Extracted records
*-*-*

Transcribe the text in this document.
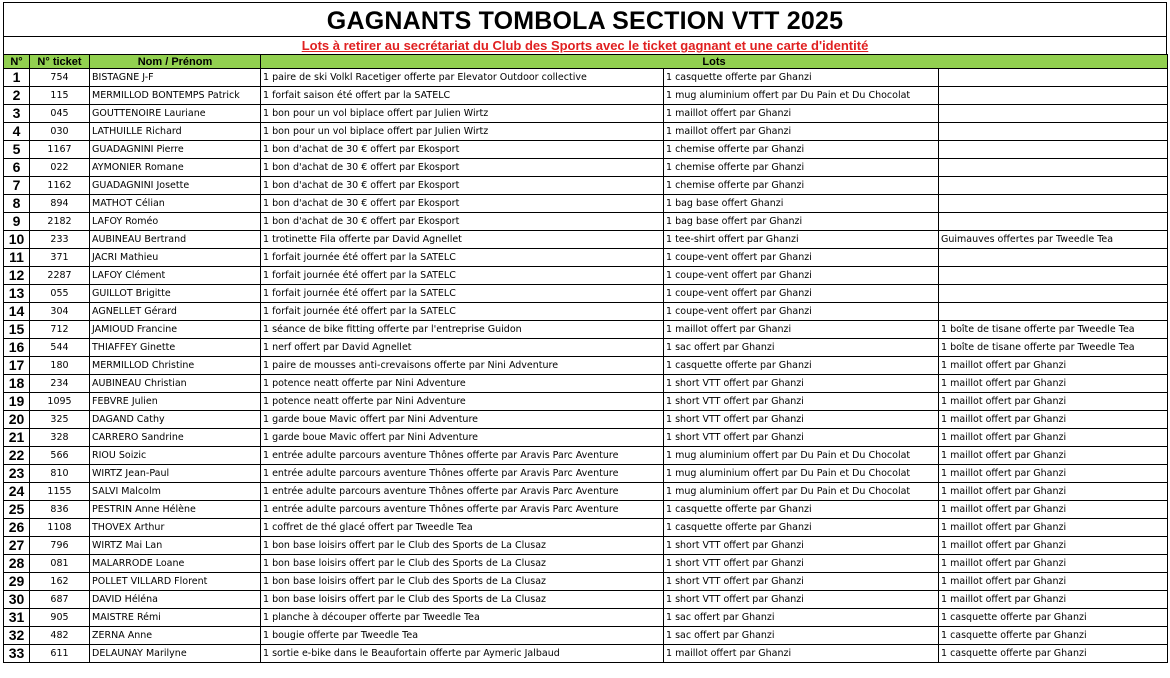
GAGNANTS TOMBOLA SECTION VTT 2025
Lots à retirer au secrétariat du Club des Sports avec le ticket gagnant et une carte d'identité
N°	N° ticket	Nom / Prénom	Lots		
1	754	BISTAGNE J-F	1 paire de ski Volkl Racetiger offerte par Elevator Outdoor collective	1 casquette offerte par Ghanzi	
2	115	MERMILLOD BONTEMPS Patrick	1 forfait saison été offert par la SATELC	1 mug aluminium offert par Du Pain et Du Chocolat	
3	045	GOUTTENOIRE Lauriane	1 bon pour un vol biplace offert par Julien Wirtz	1 maillot offert par Ghanzi	
4	030	LATHUILLE Richard	1 bon pour un vol biplace offert par Julien Wirtz	1 maillot offert par Ghanzi	
5	1167	GUADAGNINI Pierre	1 bon d'achat de 30 € offert par Ekosport	1 chemise offerte par Ghanzi	
6	022	AYMONIER Romane	1 bon d'achat de 30 € offert par Ekosport	1 chemise offerte par Ghanzi	
7	1162	GUADAGNINI Josette	1 bon d'achat de 30 € offert par Ekosport	1 chemise offerte par Ghanzi	
8	894	MATHOT Célian	1 bon d'achat de 30 € offert par Ekosport	1 bag base offert Ghanzi	
9	2182	LAFOY Roméo	1 bon d'achat de 30 € offert par Ekosport	1 bag base offert par Ghanzi	
10	233	AUBINEAU Bertrand	1 trotinette Fila offerte par David Agnellet	1 tee-shirt offert par Ghanzi	Guimauves offertes par Tweedle Tea
11	371	JACRI Mathieu	1 forfait journée été offert par la SATELC	1 coupe-vent offert par Ghanzi	
12	2287	LAFOY Clément	1 forfait journée été offert par la SATELC	1 coupe-vent offert par Ghanzi	
13	055	GUILLOT Brigitte	1 forfait journée été offert par la SATELC	1 coupe-vent offert par Ghanzi	
14	304	AGNELLET Gérard	1 forfait journée été offert par la SATELC	1 coupe-vent offert par Ghanzi	
15	712	JAMIOUD Francine	1 séance de bike fitting offerte par l'entreprise Guidon	1 maillot offert par Ghanzi	1 boîte de tisane offerte par Tweedle Tea
16	544	THIAFFEY Ginette	1 nerf offert par David Agnellet	1 sac offert par Ghanzi	1 boîte de tisane offerte par Tweedle Tea
17	180	MERMILLOD Christine	1 paire de mousses anti-crevaisons offerte par Nini Adventure	1 casquette offerte par Ghanzi	1 maillot offert par Ghanzi
18	234	AUBINEAU Christian	1 potence neatt offerte par Nini Adventure	1 short VTT offert par Ghanzi	1 maillot offert par Ghanzi
19	1095	FEBVRE Julien	1 potence neatt offerte par Nini Adventure	1 short VTT offert par Ghanzi	1 maillot offert par Ghanzi
20	325	DAGAND Cathy	1 garde boue Mavic offert par Nini Adventure	1 short VTT offert par Ghanzi	1 maillot offert par Ghanzi
21	328	CARRERO Sandrine	1 garde boue Mavic offert par Nini Adventure	1 short VTT offert par Ghanzi	1 maillot offert par Ghanzi
22	566	RIOU Soizic	1 entrée adulte parcours aventure Thônes offerte par Aravis Parc Aventure	1 mug aluminium offert par Du Pain et Du Chocolat	1 maillot offert par Ghanzi
23	810	WIRTZ Jean-Paul	1 entrée adulte parcours aventure Thônes offerte par Aravis Parc Aventure	1 mug aluminium offert par Du Pain et Du Chocolat	1 maillot offert par Ghanzi
24	1155	SALVI Malcolm	1 entrée adulte parcours aventure Thônes offerte par Aravis Parc Aventure	1 mug aluminium offert par Du Pain et Du Chocolat	1 maillot offert par Ghanzi
25	836	PESTRIN Anne Hélène	1 entrée adulte parcours aventure Thônes offerte par Aravis Parc Aventure	1 casquette offerte par Ghanzi	1 maillot offert par Ghanzi
26	1108	THOVEX Arthur	1 coffret de thé glacé offert par Tweedle Tea	1 casquette offerte par Ghanzi	1 maillot offert par Ghanzi
27	796	WIRTZ Mai Lan	1 bon base loisirs offert par le Club des Sports de La Clusaz	1 short VTT offert par Ghanzi	1 maillot offert par Ghanzi
28	081	MALARRODE Loane	1 bon base loisirs offert par le Club des Sports de La Clusaz	1 short VTT offert par Ghanzi	1 maillot offert par Ghanzi
29	162	POLLET VILLARD Florent	1 bon base loisirs offert par le Club des Sports de La Clusaz	1 short VTT offert par Ghanzi	1 maillot offert par Ghanzi
30	687	DAVID Héléna	1 bon base loisirs offert par le Club des Sports de La Clusaz	1 short VTT offert par Ghanzi	1 maillot offert par Ghanzi
31	905	MAISTRE Rémi	1 planche à découper offerte par Tweedle Tea	1 sac offert par Ghanzi	1 casquette offerte par Ghanzi
32	482	ZERNA Anne	1 bougie offerte par Tweedle Tea	1 sac offert par Ghanzi	1 casquette offerte par Ghanzi
33	611	DELAUNAY Marilyne	1 sortie e-bike dans le Beaufortain offerte par Aymeric Jalbaud	1 maillot offert par Ghanzi	1 casquette offerte par Ghanzi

*-*-*

_Requirements_:
Please set down each line of the data above exactly as written, without the pictures.

_Result of the task_:
Transcribe the text in this document.
GAGNANTS TOMBOLA SECTION VTT 2025
Lots à retirer au secrétariat du Club des Sports avec le ticket gagnant et une carte d'identité
N°	N° ticket	Nom / Prénom	Lots		
1	754	BISTAGNE J-F	1 paire de ski Volkl Racetiger offerte par Elevator Outdoor collective	1 casquette offerte par Ghanzi	
2	115	MERMILLOD BONTEMPS Patrick	1 forfait saison été offert par la SATELC	1 mug aluminium offert par Du Pain et Du Chocolat	
3	045	GOUTTENOIRE Lauriane	1 bon pour un vol biplace offert par Julien Wirtz	1 maillot offert par Ghanzi	
4	030	LATHUILLE Richard	1 bon pour un vol biplace offert par Julien Wirtz	1 maillot offert par Ghanzi	
5	1167	GUADAGNINI Pierre	1 bon d'achat de 30 € offert par Ekosport	1 chemise offerte par Ghanzi	
6	022	AYMONIER Romane	1 bon d'achat de 30 € offert par Ekosport	1 chemise offerte par Ghanzi	
7	1162	GUADAGNINI Josette	1 bon d'achat de 30 € offert par Ekosport	1 chemise offerte par Ghanzi	
8	894	MATHOT Célian	1 bon d'achat de 30 € offert par Ekosport	1 bag base offert Ghanzi	
9	2182	LAFOY Roméo	1 bon d'achat de 30 € offert par Ekosport	1 bag base offert par Ghanzi	
10	233	AUBINEAU Bertrand	1 trotinette Fila offerte par David Agnellet	1 tee-shirt offert par Ghanzi	Guimauves offertes par Tweedle Tea
11	371	JACRI Mathieu	1 forfait journée été offert par la SATELC	1 coupe-vent offert par Ghanzi	
12	2287	LAFOY Clément	1 forfait journée été offert par la SATELC	1 coupe-vent offert par Ghanzi	
13	055	GUILLOT Brigitte	1 forfait journée été offert par la SATELC	1 coupe-vent offert par Ghanzi	
14	304	AGNELLET Gérard	1 forfait journée été offert par la SATELC	1 coupe-vent offert par Ghanzi	
15	712	JAMIOUD Francine	1 séance de bike fitting offerte par l'entreprise Guidon	1 maillot offert par Ghanzi	1 boîte de tisane offerte par Tweedle Tea
16	544	THIAFFEY Ginette	1 nerf offert par David Agnellet	1 sac offert par Ghanzi	1 boîte de tisane offerte par Tweedle Tea
17	180	MERMILLOD Christine	1 paire de mousses anti-crevaisons offerte par Nini Adventure	1 casquette offerte par Ghanzi	1 maillot offert par Ghanzi
18	234	AUBINEAU Christian	1 potence neatt offerte par Nini Adventure	1 short VTT offert par Ghanzi	1 maillot offert par Ghanzi
19	1095	FEBVRE Julien	1 potence neatt offerte par Nini Adventure	1 short VTT offert par Ghanzi	1 maillot offert par Ghanzi
20	325	DAGAND Cathy	1 garde boue Mavic offert par Nini Adventure	1 short VTT offert par Ghanzi	1 maillot offert par Ghanzi
21	328	CARRERO Sandrine	1 garde boue Mavic offert par Nini Adventure	1 short VTT offert par Ghanzi	1 maillot offert par Ghanzi
22	566	RIOU Soizic	1 entrée adulte parcours aventure Thônes offerte par Aravis Parc Aventure	1 mug aluminium offert par Du Pain et Du Chocolat	1 maillot offert par Ghanzi
23	810	WIRTZ Jean-Paul	1 entrée adulte parcours aventure Thônes offerte par Aravis Parc Aventure	1 mug aluminium offert par Du Pain et Du Chocolat	1 maillot offert par Ghanzi
24	1155	SALVI Malcolm	1 entrée adulte parcours aventure Thônes offerte par Aravis Parc Aventure	1 mug aluminium offert par Du Pain et Du Chocolat	1 maillot offert par Ghanzi
25	836	PESTRIN Anne Hélène	1 entrée adulte parcours aventure Thônes offerte par Aravis Parc Aventure	1 casquette offerte par Ghanzi	1 maillot offert par Ghanzi
26	1108	THOVEX Arthur	1 coffret de thé glacé offert par Tweedle Tea	1 casquette offerte par Ghanzi	1 maillot offert par Ghanzi
27	796	WIRTZ Mai Lan	1 bon base loisirs offert par le Club des Sports de La Clusaz	1 short VTT offert par Ghanzi	1 maillot offert par Ghanzi
28	081	MALARRODE Loane	1 bon base loisirs offert par le Club des Sports de La Clusaz	1 short VTT offert par Ghanzi	1 maillot offert par Ghanzi
29	162	POLLET VILLARD Florent	1 bon base loisirs offert par le Club des Sports de La Clusaz	1 short VTT offert par Ghanzi	1 maillot offert par Ghanzi
30	687	DAVID Héléna	1 bon base loisirs offert par le Club des Sports de La Clusaz	1 short VTT offert par Ghanzi	1 maillot offert par Ghanzi
31	905	MAISTRE Rémi	1 planche à découper offerte par Tweedle Tea	1 sac offert par Ghanzi	1 casquette offerte par Ghanzi
32	482	ZERNA Anne	1 bougie offerte par Tweedle Tea	1 sac offert par Ghanzi	1 casquette offerte par Ghanzi
33	611	DELAUNAY Marilyne	1 sortie e-bike dans le Beaufortain offerte par Aymeric Jalbaud	1 maillot offert par Ghanzi	1 casquette offerte par Ghanzi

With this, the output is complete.